## TASK BRIEF
Scan each line of the records for the word "funds" and extract the ones that have it.

## EXERCISE MATERIALS
<<<<
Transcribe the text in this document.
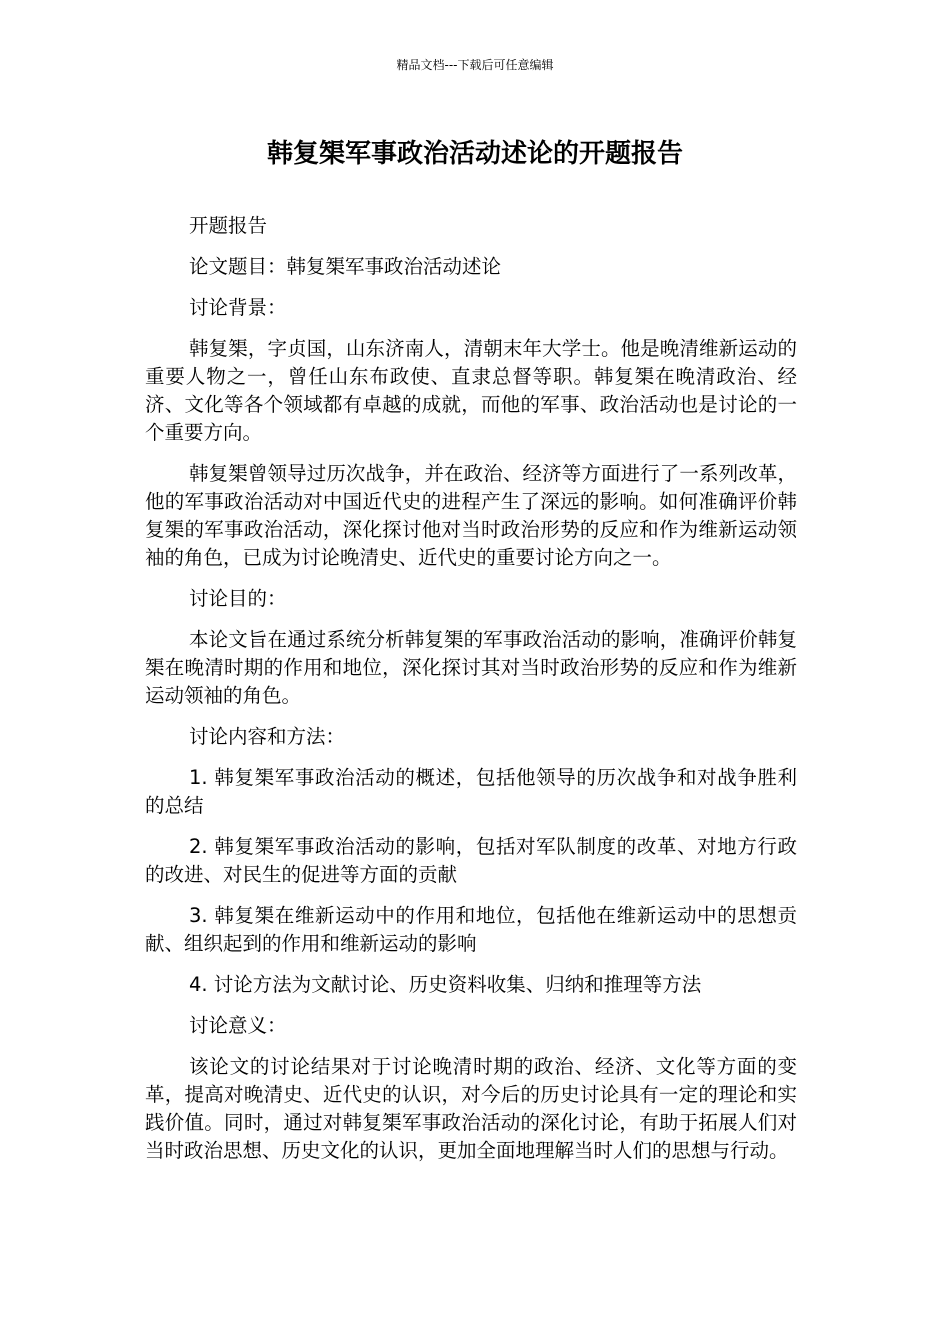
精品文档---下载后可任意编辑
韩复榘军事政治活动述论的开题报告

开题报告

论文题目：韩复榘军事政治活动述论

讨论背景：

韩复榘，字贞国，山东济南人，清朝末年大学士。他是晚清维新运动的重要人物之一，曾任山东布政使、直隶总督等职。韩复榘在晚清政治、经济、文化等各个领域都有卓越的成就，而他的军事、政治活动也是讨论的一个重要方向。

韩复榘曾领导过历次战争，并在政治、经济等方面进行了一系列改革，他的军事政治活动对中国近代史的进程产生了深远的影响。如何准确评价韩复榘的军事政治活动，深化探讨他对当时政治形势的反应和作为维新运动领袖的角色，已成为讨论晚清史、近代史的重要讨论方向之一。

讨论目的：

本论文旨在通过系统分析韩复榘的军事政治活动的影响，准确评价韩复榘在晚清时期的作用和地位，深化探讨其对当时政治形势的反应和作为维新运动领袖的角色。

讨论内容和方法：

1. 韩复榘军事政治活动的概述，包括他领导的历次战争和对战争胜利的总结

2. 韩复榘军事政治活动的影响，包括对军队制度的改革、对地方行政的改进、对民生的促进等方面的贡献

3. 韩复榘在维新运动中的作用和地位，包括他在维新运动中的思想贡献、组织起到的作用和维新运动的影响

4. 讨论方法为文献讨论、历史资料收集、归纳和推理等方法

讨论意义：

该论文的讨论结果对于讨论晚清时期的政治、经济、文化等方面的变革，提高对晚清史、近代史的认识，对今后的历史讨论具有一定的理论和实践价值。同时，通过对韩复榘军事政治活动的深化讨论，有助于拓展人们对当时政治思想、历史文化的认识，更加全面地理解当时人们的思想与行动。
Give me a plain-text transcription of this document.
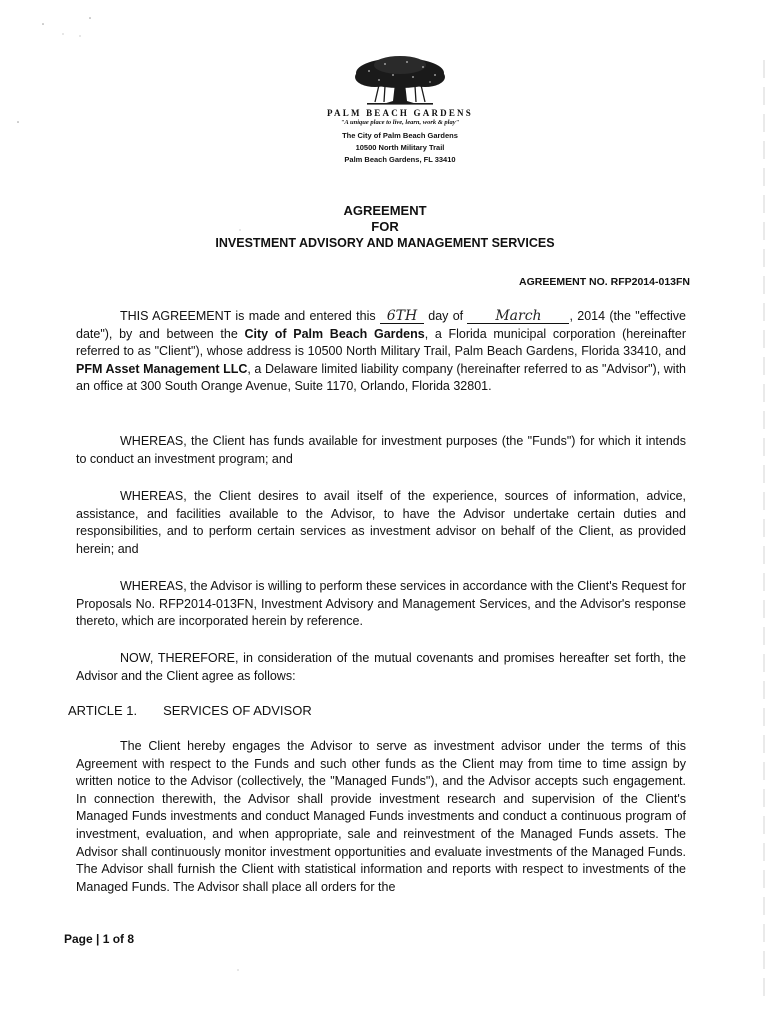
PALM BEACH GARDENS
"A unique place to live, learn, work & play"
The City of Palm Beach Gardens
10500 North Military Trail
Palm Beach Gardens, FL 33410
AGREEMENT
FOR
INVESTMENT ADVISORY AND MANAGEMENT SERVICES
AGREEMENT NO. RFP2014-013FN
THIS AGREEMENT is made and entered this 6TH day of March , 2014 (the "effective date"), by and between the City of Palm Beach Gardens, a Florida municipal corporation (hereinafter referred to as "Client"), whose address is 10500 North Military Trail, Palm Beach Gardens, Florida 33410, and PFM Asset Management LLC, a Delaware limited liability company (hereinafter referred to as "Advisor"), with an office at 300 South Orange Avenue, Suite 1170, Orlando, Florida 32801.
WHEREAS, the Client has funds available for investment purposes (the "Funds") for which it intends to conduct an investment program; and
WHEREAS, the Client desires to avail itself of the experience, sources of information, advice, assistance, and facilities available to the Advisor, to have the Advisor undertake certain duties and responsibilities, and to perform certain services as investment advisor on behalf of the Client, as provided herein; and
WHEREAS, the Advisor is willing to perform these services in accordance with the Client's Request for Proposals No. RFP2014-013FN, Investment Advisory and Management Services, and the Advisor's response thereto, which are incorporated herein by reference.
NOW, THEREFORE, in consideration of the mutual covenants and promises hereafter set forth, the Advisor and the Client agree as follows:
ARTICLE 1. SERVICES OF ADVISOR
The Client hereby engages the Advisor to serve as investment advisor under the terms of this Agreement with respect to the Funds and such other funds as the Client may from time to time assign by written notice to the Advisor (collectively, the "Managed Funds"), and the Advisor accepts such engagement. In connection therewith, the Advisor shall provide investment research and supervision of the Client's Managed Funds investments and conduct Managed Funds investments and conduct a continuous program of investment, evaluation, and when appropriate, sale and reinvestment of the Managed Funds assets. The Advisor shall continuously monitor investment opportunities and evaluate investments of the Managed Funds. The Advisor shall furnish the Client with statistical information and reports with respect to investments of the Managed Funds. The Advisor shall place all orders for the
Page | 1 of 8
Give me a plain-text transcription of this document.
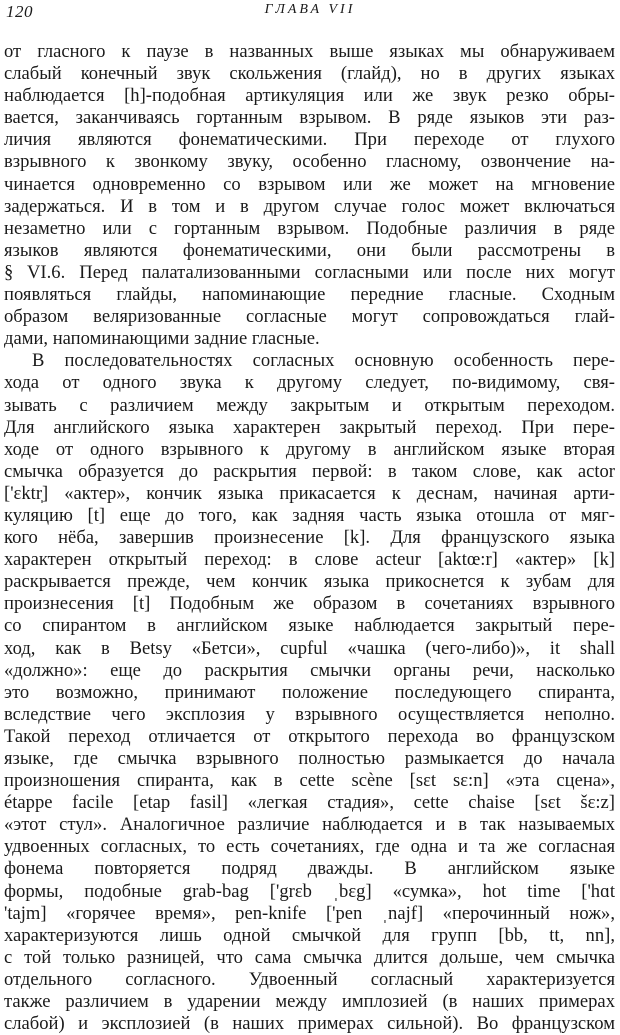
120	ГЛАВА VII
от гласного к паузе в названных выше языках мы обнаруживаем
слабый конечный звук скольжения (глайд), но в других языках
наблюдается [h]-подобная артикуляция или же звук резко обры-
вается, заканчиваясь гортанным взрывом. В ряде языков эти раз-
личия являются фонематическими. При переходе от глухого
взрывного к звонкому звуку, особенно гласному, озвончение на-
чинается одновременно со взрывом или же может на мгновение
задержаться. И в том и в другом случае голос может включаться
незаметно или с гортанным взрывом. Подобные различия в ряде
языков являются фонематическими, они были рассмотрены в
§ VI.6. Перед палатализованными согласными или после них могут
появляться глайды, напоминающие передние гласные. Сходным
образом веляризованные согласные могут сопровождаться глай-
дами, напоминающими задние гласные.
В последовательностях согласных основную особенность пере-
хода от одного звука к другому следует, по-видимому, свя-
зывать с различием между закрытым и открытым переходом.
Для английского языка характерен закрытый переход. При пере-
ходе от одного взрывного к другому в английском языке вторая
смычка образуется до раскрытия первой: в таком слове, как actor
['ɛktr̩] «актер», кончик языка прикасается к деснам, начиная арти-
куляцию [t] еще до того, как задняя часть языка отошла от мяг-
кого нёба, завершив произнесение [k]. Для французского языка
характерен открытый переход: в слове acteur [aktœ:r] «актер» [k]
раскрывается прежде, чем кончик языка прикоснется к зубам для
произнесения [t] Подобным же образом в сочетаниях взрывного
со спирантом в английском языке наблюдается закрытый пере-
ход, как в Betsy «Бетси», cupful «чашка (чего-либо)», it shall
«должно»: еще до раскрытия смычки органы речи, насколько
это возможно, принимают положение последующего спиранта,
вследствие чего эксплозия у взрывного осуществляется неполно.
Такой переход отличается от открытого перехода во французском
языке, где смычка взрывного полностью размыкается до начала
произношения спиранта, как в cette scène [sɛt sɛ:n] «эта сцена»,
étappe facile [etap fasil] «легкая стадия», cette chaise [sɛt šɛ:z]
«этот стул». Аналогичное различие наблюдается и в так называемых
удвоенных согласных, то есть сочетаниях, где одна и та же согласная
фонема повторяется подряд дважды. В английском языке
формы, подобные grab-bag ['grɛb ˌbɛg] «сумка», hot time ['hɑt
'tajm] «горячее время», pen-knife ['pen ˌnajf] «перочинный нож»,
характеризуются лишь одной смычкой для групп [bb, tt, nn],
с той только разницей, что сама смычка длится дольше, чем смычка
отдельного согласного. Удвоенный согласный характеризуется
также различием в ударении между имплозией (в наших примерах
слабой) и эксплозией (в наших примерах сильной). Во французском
>>>>
<<<<
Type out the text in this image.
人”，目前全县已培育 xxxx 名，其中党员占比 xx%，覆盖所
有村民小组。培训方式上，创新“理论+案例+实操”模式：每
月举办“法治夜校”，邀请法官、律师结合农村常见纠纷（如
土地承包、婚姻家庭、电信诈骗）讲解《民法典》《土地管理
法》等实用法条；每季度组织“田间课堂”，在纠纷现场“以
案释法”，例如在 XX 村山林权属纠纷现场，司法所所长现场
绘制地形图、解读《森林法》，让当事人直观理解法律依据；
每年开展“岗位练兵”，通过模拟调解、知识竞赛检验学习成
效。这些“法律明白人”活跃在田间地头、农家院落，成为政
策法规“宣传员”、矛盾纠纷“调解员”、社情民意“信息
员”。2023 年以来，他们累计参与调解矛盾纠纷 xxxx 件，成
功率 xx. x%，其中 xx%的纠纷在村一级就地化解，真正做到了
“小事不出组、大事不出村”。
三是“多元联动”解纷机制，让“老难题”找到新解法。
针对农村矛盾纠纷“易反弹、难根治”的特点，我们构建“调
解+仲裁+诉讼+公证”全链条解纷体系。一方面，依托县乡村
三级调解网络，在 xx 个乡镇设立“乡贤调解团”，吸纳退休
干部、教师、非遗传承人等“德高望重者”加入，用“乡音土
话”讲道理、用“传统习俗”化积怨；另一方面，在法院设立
>>>>
## RESULT OF THE EXERCISE
WHEREAS, the Client has funds available for investment purposes (the "Funds") for which it intends to conduct an investment program; and
The Client hereby engages the Advisor to serve as investment advisor under the terms of this Agreement with respect to the Funds and such other funds as the Client may from time to time assign by written notice to the Advisor (collectively, the "Managed Funds"), and the Advisor accepts such engagement. In connection therewith, the Advisor shall provide investment research and supervision of the Client's Managed Funds investments and conduct Managed Funds investments and conduct a continuous program of investment, evaluation, and when appropriate, sale and reinvestment of the Managed Funds assets. The Advisor shall continuously monitor investment opportunities and evaluate investments of the Managed Funds. The Advisor shall furnish the Client with statistical information and reports with respect to investments of the Managed Funds. The Advisor shall place all orders for the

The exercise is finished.